All the data should be repeated exactly. Any image in it is left out.
________________________
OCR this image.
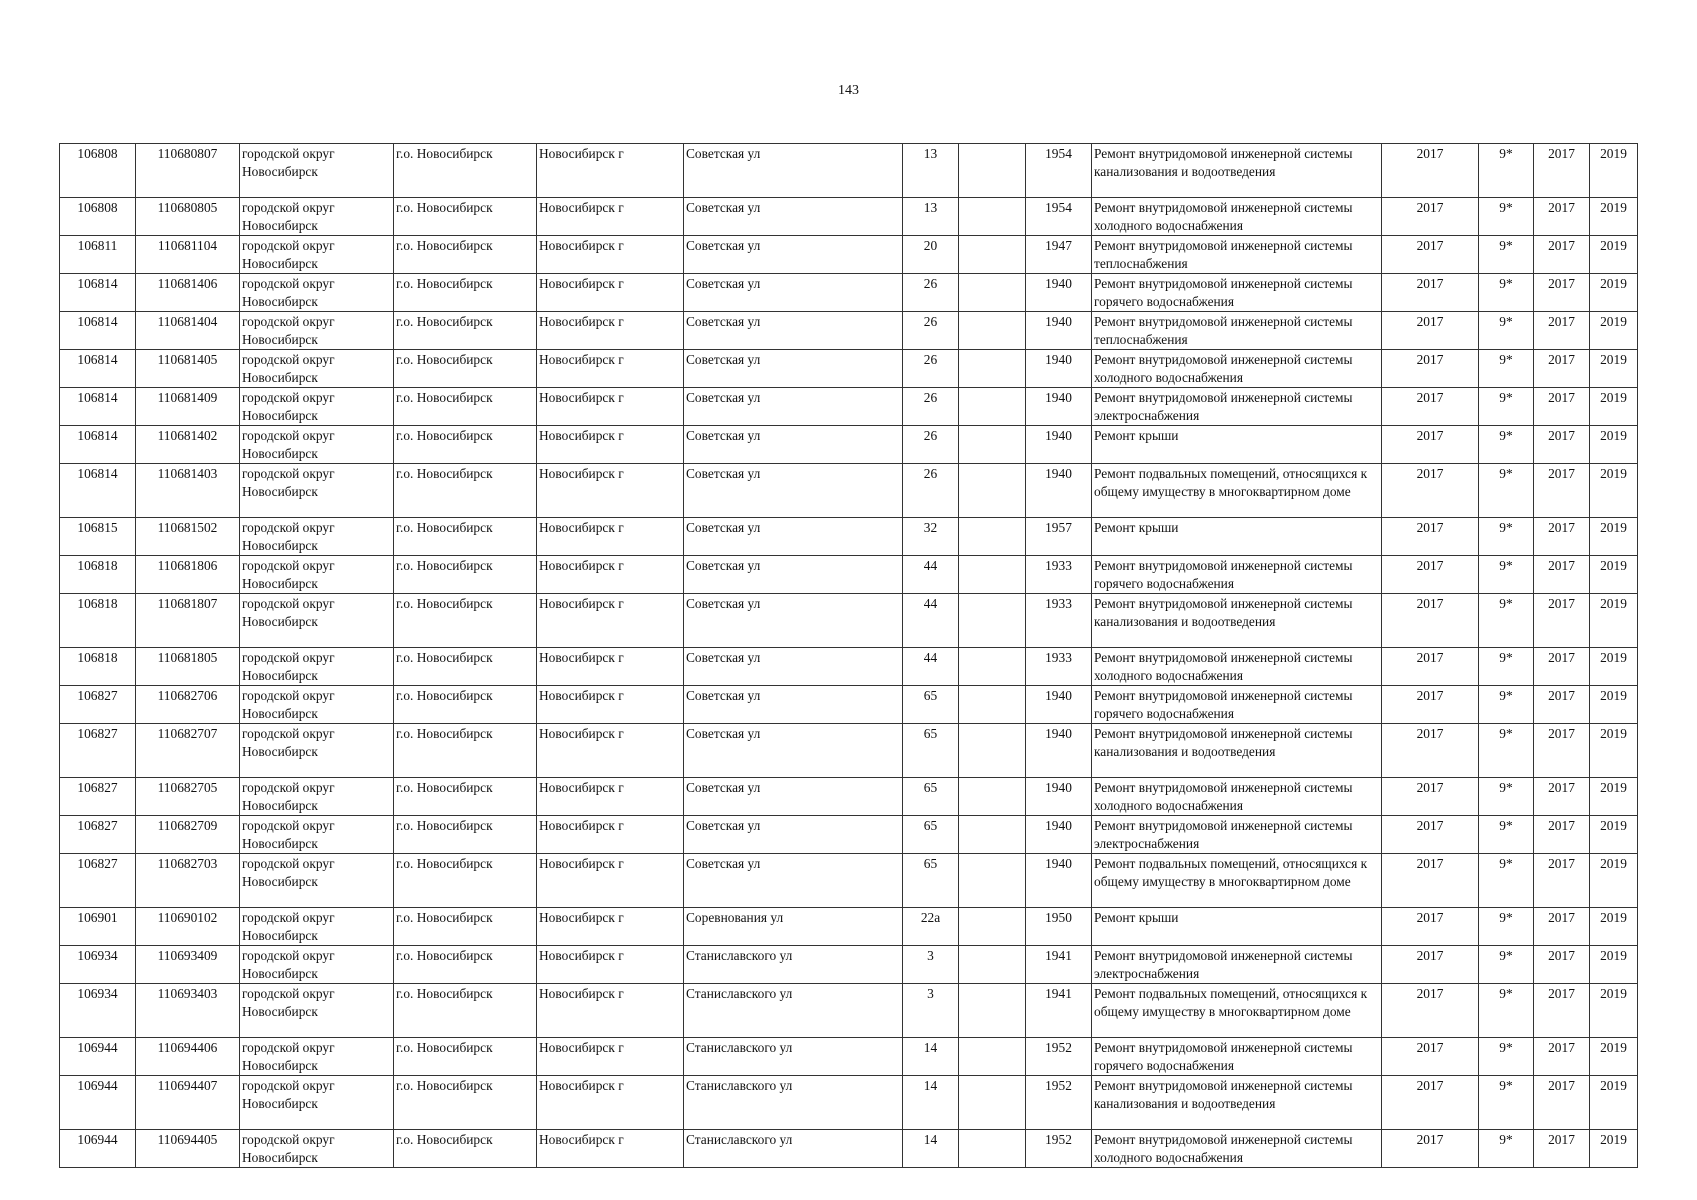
143
106808	110680807	городской округ Новосибирск	г.о. Новосибирск	Новосибирск г	Советская ул	13		1954	Ремонт внутридомовой инженерной системы канализования и водоотведения	2017	9*	2017	2019
106808	110680805	городской округ Новосибирск	г.о. Новосибирск	Новосибирск г	Советская ул	13		1954	Ремонт внутридомовой инженерной системы холодного водоснабжения	2017	9*	2017	2019
106811	110681104	городской округ Новосибирск	г.о. Новосибирск	Новосибирск г	Советская ул	20		1947	Ремонт внутридомовой инженерной системы теплоснабжения	2017	9*	2017	2019
106814	110681406	городской округ Новосибирск	г.о. Новосибирск	Новосибирск г	Советская ул	26		1940	Ремонт внутридомовой инженерной системы горячего водоснабжения	2017	9*	2017	2019
106814	110681404	городской округ Новосибирск	г.о. Новосибирск	Новосибирск г	Советская ул	26		1940	Ремонт внутридомовой инженерной системы теплоснабжения	2017	9*	2017	2019
106814	110681405	городской округ Новосибирск	г.о. Новосибирск	Новосибирск г	Советская ул	26		1940	Ремонт внутридомовой инженерной системы холодного водоснабжения	2017	9*	2017	2019
106814	110681409	городской округ Новосибирск	г.о. Новосибирск	Новосибирск г	Советская ул	26		1940	Ремонт внутридомовой инженерной системы электроснабжения	2017	9*	2017	2019
106814	110681402	городской округ Новосибирск	г.о. Новосибирск	Новосибирск г	Советская ул	26		1940	Ремонт крыши	2017	9*	2017	2019
106814	110681403	городской округ Новосибирск	г.о. Новосибирск	Новосибирск г	Советская ул	26		1940	Ремонт подвальных помещений, относящихся к общему имуществу в многоквартирном доме	2017	9*	2017	2019
106815	110681502	городской округ Новосибирск	г.о. Новосибирск	Новосибирск г	Советская ул	32		1957	Ремонт крыши	2017	9*	2017	2019
106818	110681806	городской округ Новосибирск	г.о. Новосибирск	Новосибирск г	Советская ул	44		1933	Ремонт внутридомовой инженерной системы горячего водоснабжения	2017	9*	2017	2019
106818	110681807	городской округ Новосибирск	г.о. Новосибирск	Новосибирск г	Советская ул	44		1933	Ремонт внутридомовой инженерной системы канализования и водоотведения	2017	9*	2017	2019
106818	110681805	городской округ Новосибирск	г.о. Новосибирск	Новосибирск г	Советская ул	44		1933	Ремонт внутридомовой инженерной системы холодного водоснабжения	2017	9*	2017	2019
106827	110682706	городской округ Новосибирск	г.о. Новосибирск	Новосибирск г	Советская ул	65		1940	Ремонт внутридомовой инженерной системы горячего водоснабжения	2017	9*	2017	2019
106827	110682707	городской округ Новосибирск	г.о. Новосибирск	Новосибирск г	Советская ул	65		1940	Ремонт внутридомовой инженерной системы канализования и водоотведения	2017	9*	2017	2019
106827	110682705	городской округ Новосибирск	г.о. Новосибирск	Новосибирск г	Советская ул	65		1940	Ремонт внутридомовой инженерной системы холодного водоснабжения	2017	9*	2017	2019
106827	110682709	городской округ Новосибирск	г.о. Новосибирск	Новосибирск г	Советская ул	65		1940	Ремонт внутридомовой инженерной системы электроснабжения	2017	9*	2017	2019
106827	110682703	городской округ Новосибирск	г.о. Новосибирск	Новосибирск г	Советская ул	65		1940	Ремонт подвальных помещений, относящихся к общему имуществу в многоквартирном доме	2017	9*	2017	2019
106901	110690102	городской округ Новосибирск	г.о. Новосибирск	Новосибирск г	Соревнования ул	22а		1950	Ремонт крыши	2017	9*	2017	2019
106934	110693409	городской округ Новосибирск	г.о. Новосибирск	Новосибирск г	Станиславского ул	3		1941	Ремонт внутридомовой инженерной системы электроснабжения	2017	9*	2017	2019
106934	110693403	городской округ Новосибирск	г.о. Новосибирск	Новосибирск г	Станиславского ул	3		1941	Ремонт подвальных помещений, относящихся к общему имуществу в многоквартирном доме	2017	9*	2017	2019
106944	110694406	городской округ Новосибирск	г.о. Новосибирск	Новосибирск г	Станиславского ул	14		1952	Ремонт внутридомовой инженерной системы горячего водоснабжения	2017	9*	2017	2019
106944	110694407	городской округ Новосибирск	г.о. Новосибирск	Новосибирск г	Станиславского ул	14		1952	Ремонт внутридомовой инженерной системы канализования и водоотведения	2017	9*	2017	2019
106944	110694405	городской округ Новосибирск	г.о. Новосибирск	Новосибирск г	Станиславского ул	14		1952	Ремонт внутридомовой инженерной системы холодного водоснабжения	2017	9*	2017	2019
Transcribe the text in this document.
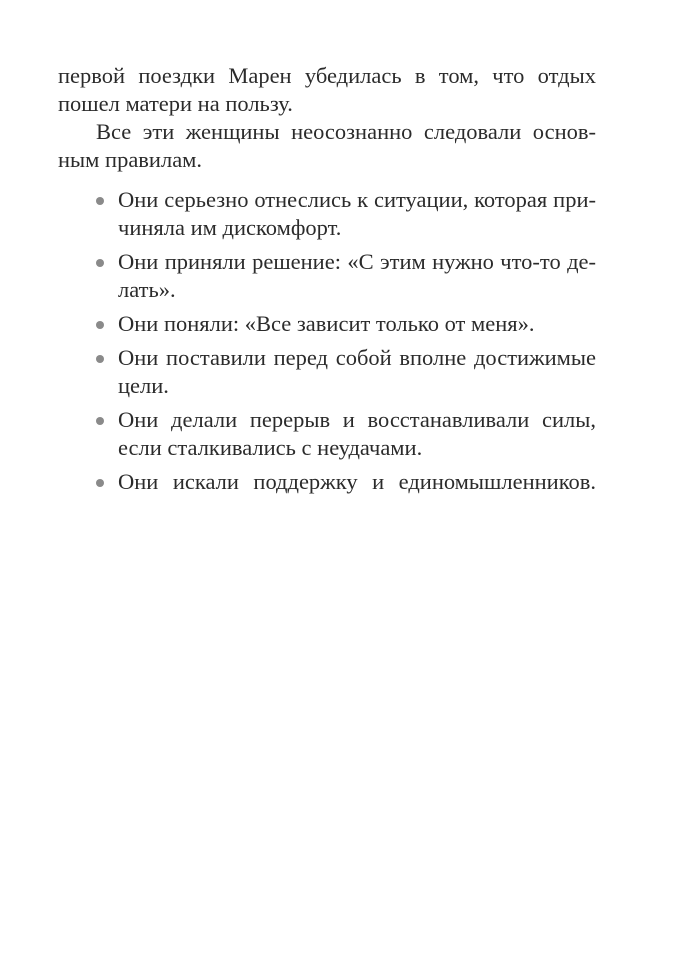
первой поездки Марен убедилась в том, что отдых
пошел матери на пользу.
Все эти женщины неосознанно следовали основ-
ным правилам.
Они серьезно отнеслись к ситуации, которая при-
чиняла им дискомфорт.
Они приняли решение: «С этим нужно что-то де-
лать».
Они поняли: «Все зависит только от меня».
Они поставили перед собой вполне достижимые
цели.
Они делали перерыв и восстанавливали силы,
если сталкивались с неудачами.
Они искали поддержку и единомышленников.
________________________
OUTPUT BELOW.
OCR this image.
143
106808	110680807	городской округ Новосибирск	г.о. Новосибирск	Новосибирск г	Советская ул	13		1954	Ремонт внутридомовой инженерной системы канализования и водоотведения	2017	9*	2017	2019
106808	110680805	городской округ Новосибирск	г.о. Новосибирск	Новосибирск г	Советская ул	13		1954	Ремонт внутридомовой инженерной системы холодного водоснабжения	2017	9*	2017	2019
106811	110681104	городской округ Новосибирск	г.о. Новосибирск	Новосибирск г	Советская ул	20		1947	Ремонт внутридомовой инженерной системы теплоснабжения	2017	9*	2017	2019
106814	110681406	городской округ Новосибирск	г.о. Новосибирск	Новосибирск г	Советская ул	26		1940	Ремонт внутридомовой инженерной системы горячего водоснабжения	2017	9*	2017	2019
106814	110681404	городской округ Новосибирск	г.о. Новосибирск	Новосибирск г	Советская ул	26		1940	Ремонт внутридомовой инженерной системы теплоснабжения	2017	9*	2017	2019
106814	110681405	городской округ Новосибирск	г.о. Новосибирск	Новосибирск г	Советская ул	26		1940	Ремонт внутридомовой инженерной системы холодного водоснабжения	2017	9*	2017	2019
106814	110681409	городской округ Новосибирск	г.о. Новосибирск	Новосибирск г	Советская ул	26		1940	Ремонт внутридомовой инженерной системы электроснабжения	2017	9*	2017	2019
106814	110681402	городской округ Новосибирск	г.о. Новосибирск	Новосибирск г	Советская ул	26		1940	Ремонт крыши	2017	9*	2017	2019
106814	110681403	городской округ Новосибирск	г.о. Новосибирск	Новосибирск г	Советская ул	26		1940	Ремонт подвальных помещений, относящихся к общему имуществу в многоквартирном доме	2017	9*	2017	2019
106815	110681502	городской округ Новосибирск	г.о. Новосибирск	Новосибирск г	Советская ул	32		1957	Ремонт крыши	2017	9*	2017	2019
106818	110681806	городской округ Новосибирск	г.о. Новосибирск	Новосибирск г	Советская ул	44		1933	Ремонт внутридомовой инженерной системы горячего водоснабжения	2017	9*	2017	2019
106818	110681807	городской округ Новосибирск	г.о. Новосибирск	Новосибирск г	Советская ул	44		1933	Ремонт внутридомовой инженерной системы канализования и водоотведения	2017	9*	2017	2019
106818	110681805	городской округ Новосибирск	г.о. Новосибирск	Новосибирск г	Советская ул	44		1933	Ремонт внутридомовой инженерной системы холодного водоснабжения	2017	9*	2017	2019
106827	110682706	городской округ Новосибирск	г.о. Новосибирск	Новосибирск г	Советская ул	65		1940	Ремонт внутридомовой инженерной системы горячего водоснабжения	2017	9*	2017	2019
106827	110682707	городской округ Новосибирск	г.о. Новосибирск	Новосибирск г	Советская ул	65		1940	Ремонт внутридомовой инженерной системы канализования и водоотведения	2017	9*	2017	2019
106827	110682705	городской округ Новосибирск	г.о. Новосибирск	Новосибирск г	Советская ул	65		1940	Ремонт внутридомовой инженерной системы холодного водоснабжения	2017	9*	2017	2019
106827	110682709	городской округ Новосибирск	г.о. Новосибирск	Новосибирск г	Советская ул	65		1940	Ремонт внутридомовой инженерной системы электроснабжения	2017	9*	2017	2019
106827	110682703	городской округ Новосибирск	г.о. Новосибирск	Новосибирск г	Советская ул	65		1940	Ремонт подвальных помещений, относящихся к общему имуществу в многоквартирном доме	2017	9*	2017	2019
106901	110690102	городской округ Новосибирск	г.о. Новосибирск	Новосибирск г	Соревнования ул	22а		1950	Ремонт крыши	2017	9*	2017	2019
106934	110693409	городской округ Новосибирск	г.о. Новосибирск	Новосибирск г	Станиславского ул	3		1941	Ремонт внутридомовой инженерной системы электроснабжения	2017	9*	2017	2019
106934	110693403	городской округ Новосибирск	г.о. Новосибирск	Новосибирск г	Станиславского ул	3		1941	Ремонт подвальных помещений, относящихся к общему имуществу в многоквартирном доме	2017	9*	2017	2019
106944	110694406	городской округ Новосибирск	г.о. Новосибирск	Новосибирск г	Станиславского ул	14		1952	Ремонт внутридомовой инженерной системы горячего водоснабжения	2017	9*	2017	2019
106944	110694407	городской округ Новосибирск	г.о. Новосибирск	Новосибирск г	Станиславского ул	14		1952	Ремонт внутридомовой инженерной системы канализования и водоотведения	2017	9*	2017	2019
106944	110694405	городской округ Новосибирск	г.о. Новосибирск	Новосибирск г	Станиславского ул	14		1952	Ремонт внутридомовой инженерной системы холодного водоснабжения	2017	9*	2017	2019
Transcribe the text in this document.
первой поездки Марен убедилась в том, что отдых
пошел матери на пользу.
Все эти женщины неосознанно следовали основ-
ным правилам.
Они серьезно отнеслись к ситуации, которая при-
чиняла им дискомфорт.
Они приняли решение: «С этим нужно что-то де-
лать».
Они поняли: «Все зависит только от меня».
Они поставили перед собой вполне достижимые
цели.
Они делали перерыв и восстанавливали силы,
если сталкивались с неудачами.
Они искали поддержку и единомышленников.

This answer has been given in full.